-- start Material --

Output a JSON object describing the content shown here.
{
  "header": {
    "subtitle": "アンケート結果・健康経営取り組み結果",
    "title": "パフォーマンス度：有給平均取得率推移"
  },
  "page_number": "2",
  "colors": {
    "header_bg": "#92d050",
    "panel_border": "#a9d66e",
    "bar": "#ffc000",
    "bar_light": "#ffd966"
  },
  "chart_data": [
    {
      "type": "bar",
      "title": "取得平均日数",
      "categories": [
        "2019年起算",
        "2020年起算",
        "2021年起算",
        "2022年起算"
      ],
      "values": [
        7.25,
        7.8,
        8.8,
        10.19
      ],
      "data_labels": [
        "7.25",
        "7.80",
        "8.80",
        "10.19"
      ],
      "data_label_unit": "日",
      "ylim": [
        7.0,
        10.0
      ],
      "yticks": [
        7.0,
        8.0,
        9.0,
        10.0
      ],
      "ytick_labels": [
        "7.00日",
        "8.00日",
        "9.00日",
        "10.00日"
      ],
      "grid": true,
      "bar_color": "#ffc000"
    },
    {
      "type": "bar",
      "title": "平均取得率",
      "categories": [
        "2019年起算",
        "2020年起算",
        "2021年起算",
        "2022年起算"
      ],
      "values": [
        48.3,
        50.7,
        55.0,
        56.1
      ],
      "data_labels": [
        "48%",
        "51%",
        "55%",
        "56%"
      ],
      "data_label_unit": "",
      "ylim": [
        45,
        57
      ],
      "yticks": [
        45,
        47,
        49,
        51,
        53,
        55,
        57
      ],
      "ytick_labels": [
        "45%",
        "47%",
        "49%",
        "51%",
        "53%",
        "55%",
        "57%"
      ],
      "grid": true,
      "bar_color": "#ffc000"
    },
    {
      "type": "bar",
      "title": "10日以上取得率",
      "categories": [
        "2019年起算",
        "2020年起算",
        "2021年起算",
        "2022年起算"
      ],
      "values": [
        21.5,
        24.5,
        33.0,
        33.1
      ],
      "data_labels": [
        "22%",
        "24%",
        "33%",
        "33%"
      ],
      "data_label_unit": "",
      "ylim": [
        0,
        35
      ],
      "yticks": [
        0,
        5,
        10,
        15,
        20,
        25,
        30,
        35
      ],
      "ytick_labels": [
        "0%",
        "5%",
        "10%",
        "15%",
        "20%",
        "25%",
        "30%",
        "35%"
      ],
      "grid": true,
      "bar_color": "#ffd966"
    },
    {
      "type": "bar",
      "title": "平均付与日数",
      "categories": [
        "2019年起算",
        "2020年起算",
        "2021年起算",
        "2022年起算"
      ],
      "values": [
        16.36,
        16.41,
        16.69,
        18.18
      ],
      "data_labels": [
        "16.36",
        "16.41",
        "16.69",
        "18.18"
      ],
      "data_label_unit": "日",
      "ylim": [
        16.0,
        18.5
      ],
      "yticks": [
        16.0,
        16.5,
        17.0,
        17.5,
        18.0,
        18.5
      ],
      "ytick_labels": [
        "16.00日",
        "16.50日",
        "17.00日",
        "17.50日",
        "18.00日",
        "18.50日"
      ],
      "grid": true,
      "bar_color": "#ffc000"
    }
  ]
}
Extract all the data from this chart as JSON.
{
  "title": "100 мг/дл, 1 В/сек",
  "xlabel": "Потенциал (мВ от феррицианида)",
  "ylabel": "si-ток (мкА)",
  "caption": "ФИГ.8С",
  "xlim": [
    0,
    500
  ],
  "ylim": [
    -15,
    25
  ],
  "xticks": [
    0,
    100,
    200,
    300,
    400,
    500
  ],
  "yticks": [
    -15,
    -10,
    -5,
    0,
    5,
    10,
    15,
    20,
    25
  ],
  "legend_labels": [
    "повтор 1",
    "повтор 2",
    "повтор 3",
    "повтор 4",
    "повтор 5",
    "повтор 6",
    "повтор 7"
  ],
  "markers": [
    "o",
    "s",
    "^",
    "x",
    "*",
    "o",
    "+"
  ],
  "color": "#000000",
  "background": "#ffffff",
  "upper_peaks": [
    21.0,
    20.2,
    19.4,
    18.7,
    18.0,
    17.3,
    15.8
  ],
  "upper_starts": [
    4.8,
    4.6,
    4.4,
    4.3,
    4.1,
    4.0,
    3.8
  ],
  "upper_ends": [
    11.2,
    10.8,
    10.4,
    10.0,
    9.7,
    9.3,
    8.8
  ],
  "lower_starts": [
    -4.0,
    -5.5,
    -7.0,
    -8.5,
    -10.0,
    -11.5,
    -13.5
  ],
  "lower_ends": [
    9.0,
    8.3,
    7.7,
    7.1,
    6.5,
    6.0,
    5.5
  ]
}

-- end Material --

Task:
Faithfully reproduce all of the records, character for character.

Complete answer:
Output a JSON object describing the content shown here.
{
  "header": {
    "subtitle": "アンケート結果・健康経営取り組み結果",
    "title": "パフォーマンス度：有給平均取得率推移"
  },
  "page_number": "2",
  "colors": {
    "header_bg": "#92d050",
    "panel_border": "#a9d66e",
    "bar": "#ffc000",
    "bar_light": "#ffd966"
  },
  "chart_data": [
    {
      "type": "bar",
      "title": "取得平均日数",
      "categories": [
        "2019年起算",
        "2020年起算",
        "2021年起算",
        "2022年起算"
      ],
      "values": [
        7.25,
        7.8,
        8.8,
        10.19
      ],
      "data_labels": [
        "7.25",
        "7.80",
        "8.80",
        "10.19"
      ],
      "data_label_unit": "日",
      "ylim": [
        7.0,
        10.0
      ],
      "yticks": [
        7.0,
        8.0,
        9.0,
        10.0
      ],
      "ytick_labels": [
        "7.00日",
        "8.00日",
        "9.00日",
        "10.00日"
      ],
      "grid": true,
      "bar_color": "#ffc000"
    },
    {
      "type": "bar",
      "title": "平均取得率",
      "categories": [
        "2019年起算",
        "2020年起算",
        "2021年起算",
        "2022年起算"
      ],
      "values": [
        48.3,
        50.7,
        55.0,
        56.1
      ],
      "data_labels": [
        "48%",
        "51%",
        "55%",
        "56%"
      ],
      "data_label_unit": "",
      "ylim": [
        45,
        57
      ],
      "yticks": [
        45,
        47,
        49,
        51,
        53,
        55,
        57
      ],
      "ytick_labels": [
        "45%",
        "47%",
        "49%",
        "51%",
        "53%",
        "55%",
        "57%"
      ],
      "grid": true,
      "bar_color": "#ffc000"
    },
    {
      "type": "bar",
      "title": "10日以上取得率",
      "categories": [
        "2019年起算",
        "2020年起算",
        "2021年起算",
        "2022年起算"
      ],
      "values": [
        21.5,
        24.5,
        33.0,
        33.1
      ],
      "data_labels": [
        "22%",
        "24%",
        "33%",
        "33%"
      ],
      "data_label_unit": "",
      "ylim": [
        0,
        35
      ],
      "yticks": [
        0,
        5,
        10,
        15,
        20,
        25,
        30,
        35
      ],
      "ytick_labels": [
        "0%",
        "5%",
        "10%",
        "15%",
        "20%",
        "25%",
        "30%",
        "35%"
      ],
      "grid": true,
      "bar_color": "#ffd966"
    },
    {
      "type": "bar",
      "title": "平均付与日数",
      "categories": [
        "2019年起算",
        "2020年起算",
        "2021年起算",
        "2022年起算"
      ],
      "values": [
        16.36,
        16.41,
        16.69,
        18.18
      ],
      "data_labels": [
        "16.36",
        "16.41",
        "16.69",
        "18.18"
      ],
      "data_label_unit": "日",
      "ylim": [
        16.0,
        18.5
      ],
      "yticks": [
        16.0,
        16.5,
        17.0,
        17.5,
        18.0,
        18.5
      ],
      "ytick_labels": [
        "16.00日",
        "16.50日",
        "17.00日",
        "17.50日",
        "18.00日",
        "18.50日"
      ],
      "grid": true,
      "bar_color": "#ffc000"
    }
  ]
}
Extract all the data from this chart as JSON.
{
  "title": "100 мг/дл, 1 В/сек",
  "xlabel": "Потенциал (мВ от феррицианида)",
  "ylabel": "si-ток (мкА)",
  "caption": "ФИГ.8С",
  "xlim": [
    0,
    500
  ],
  "ylim": [
    -15,
    25
  ],
  "xticks": [
    0,
    100,
    200,
    300,
    400,
    500
  ],
  "yticks": [
    -15,
    -10,
    -5,
    0,
    5,
    10,
    15,
    20,
    25
  ],
  "legend_labels": [
    "повтор 1",
    "повтор 2",
    "повтор 3",
    "повтор 4",
    "повтор 5",
    "повтор 6",
    "повтор 7"
  ],
  "markers": [
    "o",
    "s",
    "^",
    "x",
    "*",
    "o",
    "+"
  ],
  "color": "#000000",
  "background": "#ffffff",
  "upper_peaks": [
    21.0,
    20.2,
    19.4,
    18.7,
    18.0,
    17.3,
    15.8
  ],
  "upper_starts": [
    4.8,
    4.6,
    4.4,
    4.3,
    4.1,
    4.0,
    3.8
  ],
  "upper_ends": [
    11.2,
    10.8,
    10.4,
    10.0,
    9.7,
    9.3,
    8.8
  ],
  "lower_starts": [
    -4.0,
    -5.5,
    -7.0,
    -8.5,
    -10.0,
    -11.5,
    -13.5
  ],
  "lower_ends": [
    9.0,
    8.3,
    7.7,
    7.1,
    6.5,
    6.0,
    5.5
  ]
}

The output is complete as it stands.